Given request:
Repeat the records word for word, excluding any picture.

Stored records:
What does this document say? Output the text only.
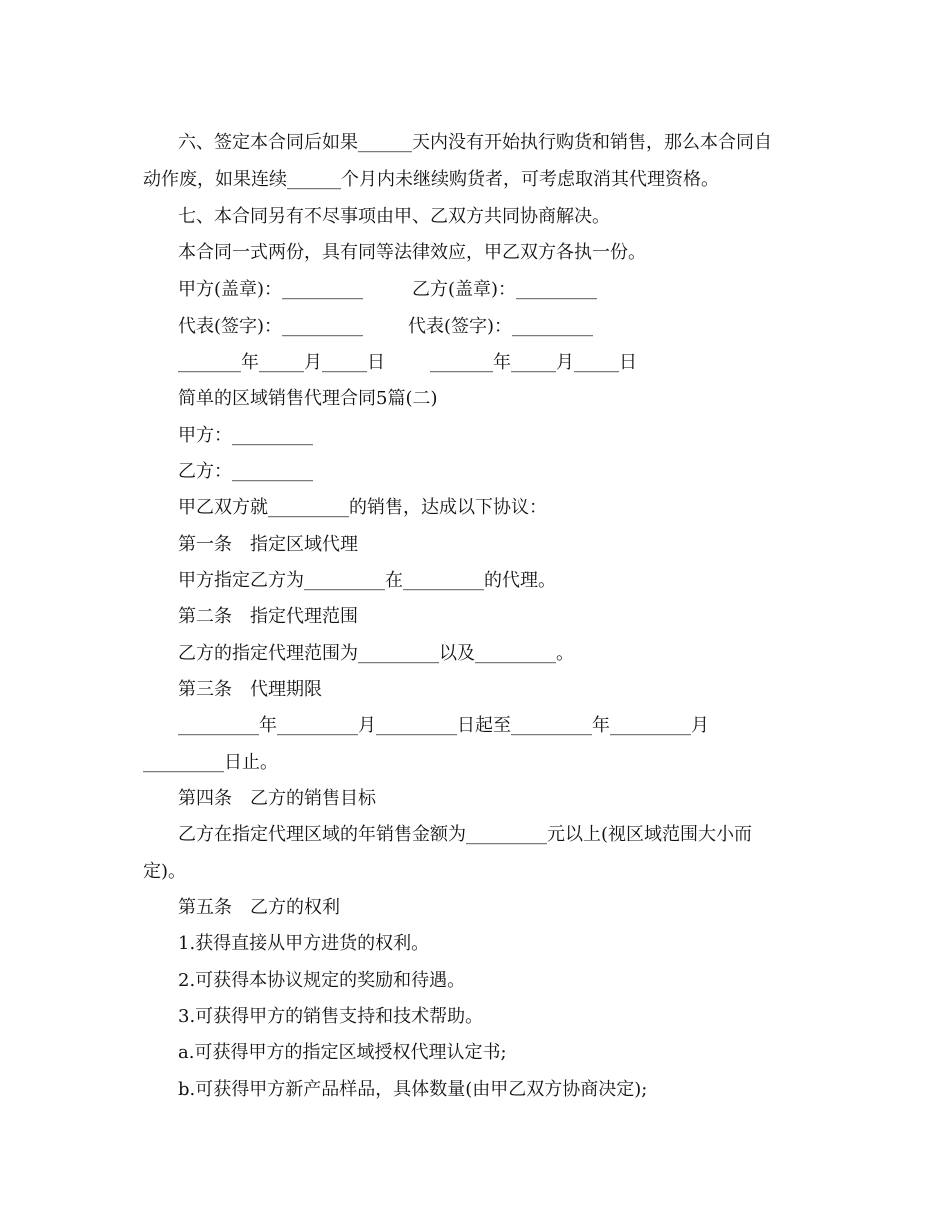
六、签定本合同后如果______天内没有开始执行购货和销售，那么本合同自
动作废，如果连续______个月内未继续购货者，可考虑取消其代理资格。
七、本合同另有不尽事项由甲、乙双方共同协商解决。
本合同一式两份，具有同等法律效应，甲乙双方各执一份。
甲方(盖章)：_________	乙方(盖章)：_________
代表(签字)：_________ 代表(签字)：_________
_______年_____月_____日	_______年_____月_____日
简单的区域销售代理合同5篇(二)
甲方：_________
乙方：_________
甲乙双方就_________的销售，达成以下协议：
第一条　指定区域代理
甲方指定乙方为_________在_________的代理。
第二条　指定代理范围
乙方的指定代理范围为_________以及_________。
第三条　代理期限
_________年_________月_________日起至_________年_________月
_________日止。
第四条　乙方的销售目标
乙方在指定代理区域的年销售金额为_________元以上(视区域范围大小而
定)。
第五条　乙方的权利
1.获得直接从甲方进货的权利。
2.可获得本协议规定的奖励和待遇。
3.可获得甲方的销售支持和技术帮助。
a.可获得甲方的指定区域授权代理认定书;
b.可获得甲方新产品样品，具体数量(由甲乙双方协商决定);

Correct output:
What does this document say? Output the text only.
六、签定本合同后如果______天内没有开始执行购货和销售，那么本合同自
动作废，如果连续______个月内未继续购货者，可考虑取消其代理资格。
七、本合同另有不尽事项由甲、乙双方共同协商解决。
本合同一式两份，具有同等法律效应，甲乙双方各执一份。
甲方(盖章)：_________	乙方(盖章)：_________
代表(签字)：_________ 代表(签字)：_________
_______年_____月_____日	_______年_____月_____日
简单的区域销售代理合同5篇(二)
甲方：_________
乙方：_________
甲乙双方就_________的销售，达成以下协议：
第一条　指定区域代理
甲方指定乙方为_________在_________的代理。
第二条　指定代理范围
乙方的指定代理范围为_________以及_________。
第三条　代理期限
_________年_________月_________日起至_________年_________月
_________日止。
第四条　乙方的销售目标
乙方在指定代理区域的年销售金额为_________元以上(视区域范围大小而
定)。
第五条　乙方的权利
1.获得直接从甲方进货的权利。
2.可获得本协议规定的奖励和待遇。
3.可获得甲方的销售支持和技术帮助。
a.可获得甲方的指定区域授权代理认定书;
b.可获得甲方新产品样品，具体数量(由甲乙双方协商决定);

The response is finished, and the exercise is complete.